= OBJECTIVE =
Copy out each line of the data that holds the word "this".

━━━━━━━━

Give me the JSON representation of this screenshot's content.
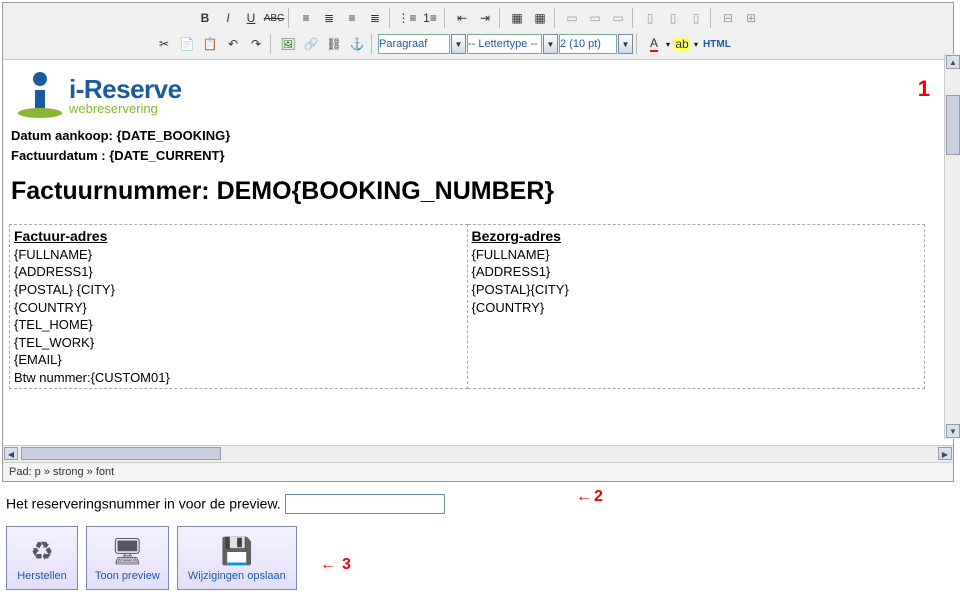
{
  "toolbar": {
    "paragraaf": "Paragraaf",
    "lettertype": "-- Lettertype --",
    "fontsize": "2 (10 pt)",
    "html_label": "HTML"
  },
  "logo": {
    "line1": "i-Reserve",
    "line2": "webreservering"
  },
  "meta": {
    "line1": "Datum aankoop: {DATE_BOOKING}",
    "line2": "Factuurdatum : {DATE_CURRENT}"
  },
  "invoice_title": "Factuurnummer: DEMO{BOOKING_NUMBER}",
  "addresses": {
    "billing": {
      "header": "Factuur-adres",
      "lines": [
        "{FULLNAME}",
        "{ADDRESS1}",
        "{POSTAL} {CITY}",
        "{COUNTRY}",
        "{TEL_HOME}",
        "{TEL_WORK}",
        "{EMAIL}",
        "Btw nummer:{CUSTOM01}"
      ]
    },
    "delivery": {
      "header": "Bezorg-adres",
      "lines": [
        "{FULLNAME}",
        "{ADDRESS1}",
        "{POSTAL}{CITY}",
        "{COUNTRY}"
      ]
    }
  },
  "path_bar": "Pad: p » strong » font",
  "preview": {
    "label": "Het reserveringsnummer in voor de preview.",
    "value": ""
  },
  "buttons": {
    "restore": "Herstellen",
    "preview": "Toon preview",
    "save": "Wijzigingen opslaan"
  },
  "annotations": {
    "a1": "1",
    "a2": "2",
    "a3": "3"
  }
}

━━━━━━━━

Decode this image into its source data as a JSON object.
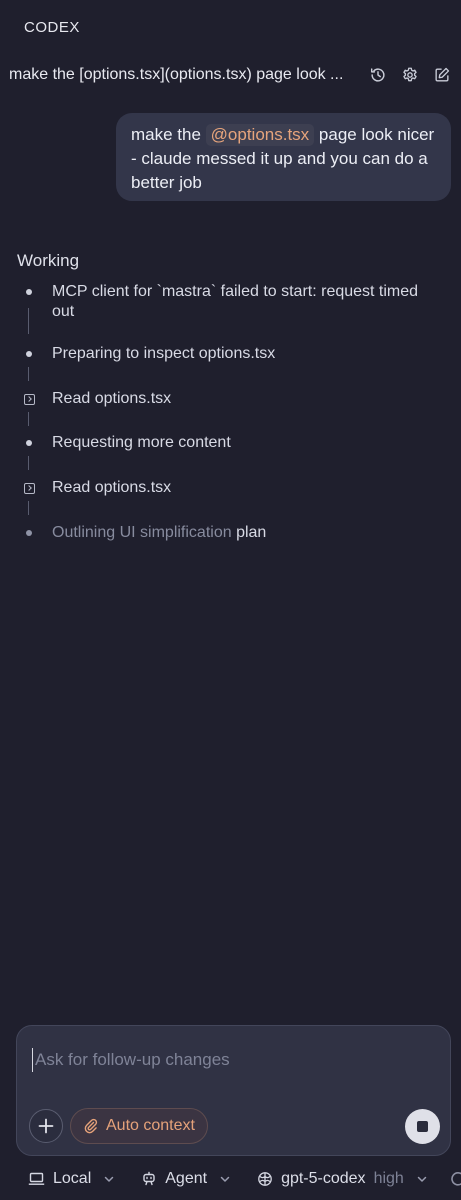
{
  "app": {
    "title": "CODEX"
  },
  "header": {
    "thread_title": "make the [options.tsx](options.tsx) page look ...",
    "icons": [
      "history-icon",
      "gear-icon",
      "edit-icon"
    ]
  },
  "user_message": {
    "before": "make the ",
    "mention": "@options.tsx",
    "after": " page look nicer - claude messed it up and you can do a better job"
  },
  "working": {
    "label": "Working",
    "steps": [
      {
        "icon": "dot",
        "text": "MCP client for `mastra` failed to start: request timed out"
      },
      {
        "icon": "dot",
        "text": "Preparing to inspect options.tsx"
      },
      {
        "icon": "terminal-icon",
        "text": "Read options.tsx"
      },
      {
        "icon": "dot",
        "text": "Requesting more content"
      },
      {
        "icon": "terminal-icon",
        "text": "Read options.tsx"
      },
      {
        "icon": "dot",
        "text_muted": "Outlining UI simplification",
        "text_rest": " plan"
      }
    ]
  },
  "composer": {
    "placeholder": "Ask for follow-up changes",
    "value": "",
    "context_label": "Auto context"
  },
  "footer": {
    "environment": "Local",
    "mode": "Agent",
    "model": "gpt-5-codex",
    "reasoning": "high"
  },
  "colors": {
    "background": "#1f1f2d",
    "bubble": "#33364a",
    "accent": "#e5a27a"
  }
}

━━━━━━━━

= FINISHED ANSWER =
Give me the JSON representation of this screenshot's content.
Decode this image into its source data as a JSON object.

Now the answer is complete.